Repeat, exactly and completely, the entries shown underneath.
------ Stored data ------
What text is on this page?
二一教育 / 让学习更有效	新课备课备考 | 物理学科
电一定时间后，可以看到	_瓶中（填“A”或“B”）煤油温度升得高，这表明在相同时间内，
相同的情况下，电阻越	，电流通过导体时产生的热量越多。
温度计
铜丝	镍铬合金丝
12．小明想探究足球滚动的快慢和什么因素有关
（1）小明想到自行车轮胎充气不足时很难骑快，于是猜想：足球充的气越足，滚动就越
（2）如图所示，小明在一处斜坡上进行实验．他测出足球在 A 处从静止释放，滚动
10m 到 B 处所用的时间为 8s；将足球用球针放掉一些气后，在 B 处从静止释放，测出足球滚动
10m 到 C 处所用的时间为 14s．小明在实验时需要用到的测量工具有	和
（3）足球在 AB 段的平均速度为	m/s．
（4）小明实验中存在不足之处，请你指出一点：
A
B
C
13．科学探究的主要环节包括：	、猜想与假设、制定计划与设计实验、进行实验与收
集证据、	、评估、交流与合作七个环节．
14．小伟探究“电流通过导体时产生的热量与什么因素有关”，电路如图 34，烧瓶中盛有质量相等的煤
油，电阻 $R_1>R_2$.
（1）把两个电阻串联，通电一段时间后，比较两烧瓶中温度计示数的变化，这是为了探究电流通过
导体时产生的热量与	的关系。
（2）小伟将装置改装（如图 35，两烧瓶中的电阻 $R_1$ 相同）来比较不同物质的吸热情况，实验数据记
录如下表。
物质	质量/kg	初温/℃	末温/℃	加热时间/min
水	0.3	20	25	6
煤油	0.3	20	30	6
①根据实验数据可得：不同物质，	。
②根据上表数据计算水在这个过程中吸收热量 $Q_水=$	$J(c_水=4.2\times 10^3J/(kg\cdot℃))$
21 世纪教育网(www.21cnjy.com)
------
Result of this task »
What text is on this page?
二一教育 / 让学习更有效	新课备课备考 | 物理学科
电一定时间后，可以看到	_瓶中（填“A”或“B”）煤油温度升得高，这表明在相同时间内，
相同的情况下，电阻越	，电流通过导体时产生的热量越多。
温度计
铜丝	镍铬合金丝
12．小明想探究足球滚动的快慢和什么因素有关
（1）小明想到自行车轮胎充气不足时很难骑快，于是猜想：足球充的气越足，滚动就越
（2）如图所示，小明在一处斜坡上进行实验．他测出足球在 A 处从静止释放，滚动
10m 到 B 处所用的时间为 8s；将足球用球针放掉一些气后，在 B 处从静止释放，测出足球滚动
10m 到 C 处所用的时间为 14s．小明在实验时需要用到的测量工具有	和
（3）足球在 AB 段的平均速度为	m/s．
（4）小明实验中存在不足之处，请你指出一点：
A
B
C
13．科学探究的主要环节包括：	、猜想与假设、制定计划与设计实验、进行实验与收
集证据、	、评估、交流与合作七个环节．
14．小伟探究“电流通过导体时产生的热量与什么因素有关”，电路如图 34，烧瓶中盛有质量相等的煤
油，电阻 $R_1>R_2$.
（1）把两个电阻串联，通电一段时间后，比较两烧瓶中温度计示数的变化，这是为了探究电流通过
导体时产生的热量与	的关系。
（2）小伟将装置改装（如图 35，两烧瓶中的电阻 $R_1$ 相同）来比较不同物质的吸热情况，实验数据记
录如下表。
物质	质量/kg	初温/℃	末温/℃	加热时间/min
水	0.3	20	25	6
煤油	0.3	20	30	6
①根据实验数据可得：不同物质，	。
②根据上表数据计算水在这个过程中吸收热量 $Q_水=$	$J(c_水=4.2\times 10^3J/(kg\cdot℃))$
21 世纪教育网(www.21cnjy.com)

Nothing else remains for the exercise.